• Given exercise: Keep the pictures out of the copy and repeat the records exactly.

(Stored data)
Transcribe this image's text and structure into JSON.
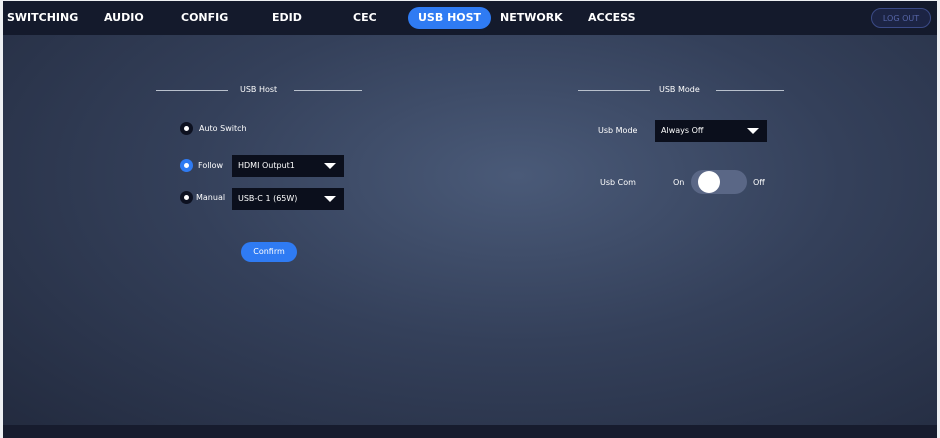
{
  "nav": {
    "tabs": [
      {
        "label": "SWITCHING"
      },
      {
        "label": "AUDIO"
      },
      {
        "label": "CONFIG"
      },
      {
        "label": "EDID"
      },
      {
        "label": "CEC"
      },
      {
        "label": "USB HOST"
      },
      {
        "label": "NETWORK"
      },
      {
        "label": "ACCESS"
      }
    ],
    "active_tab": "USB HOST",
    "logout_label": "LOG OUT"
  },
  "usb_host": {
    "title": "USB Host",
    "auto_switch_label": "Auto Switch",
    "follow_label": "Follow",
    "follow_value": "HDMI Output1",
    "manual_label": "Manual",
    "manual_value": "USB-C 1 (65W)",
    "selected_option": "Follow",
    "confirm_label": "Confirm"
  },
  "usb_mode": {
    "title": "USB Mode",
    "mode_label": "Usb Mode",
    "mode_value": "Always Off",
    "com_label": "Usb Com",
    "com_on_label": "On",
    "com_off_label": "Off",
    "com_state": "Off"
  },
  "colors": {
    "accent": "#2f7bf3",
    "navbar": "#141a2c",
    "background": "#34405a"
  },
  "icons": {
    "dropdown": "caret-down-icon"
  }
}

• Reply:
Transcribe this image's text and structure into JSON.
{
  "nav": {
    "tabs": [
      {
        "label": "SWITCHING"
      },
      {
        "label": "AUDIO"
      },
      {
        "label": "CONFIG"
      },
      {
        "label": "EDID"
      },
      {
        "label": "CEC"
      },
      {
        "label": "USB HOST"
      },
      {
        "label": "NETWORK"
      },
      {
        "label": "ACCESS"
      }
    ],
    "active_tab": "USB HOST",
    "logout_label": "LOG OUT"
  },
  "usb_host": {
    "title": "USB Host",
    "auto_switch_label": "Auto Switch",
    "follow_label": "Follow",
    "follow_value": "HDMI Output1",
    "manual_label": "Manual",
    "manual_value": "USB-C 1 (65W)",
    "selected_option": "Follow",
    "confirm_label": "Confirm"
  },
  "usb_mode": {
    "title": "USB Mode",
    "mode_label": "Usb Mode",
    "mode_value": "Always Off",
    "com_label": "Usb Com",
    "com_on_label": "On",
    "com_off_label": "Off",
    "com_state": "Off"
  },
  "colors": {
    "accent": "#2f7bf3",
    "navbar": "#141a2c",
    "background": "#34405a"
  },
  "icons": {
    "dropdown": "caret-down-icon"
  }
}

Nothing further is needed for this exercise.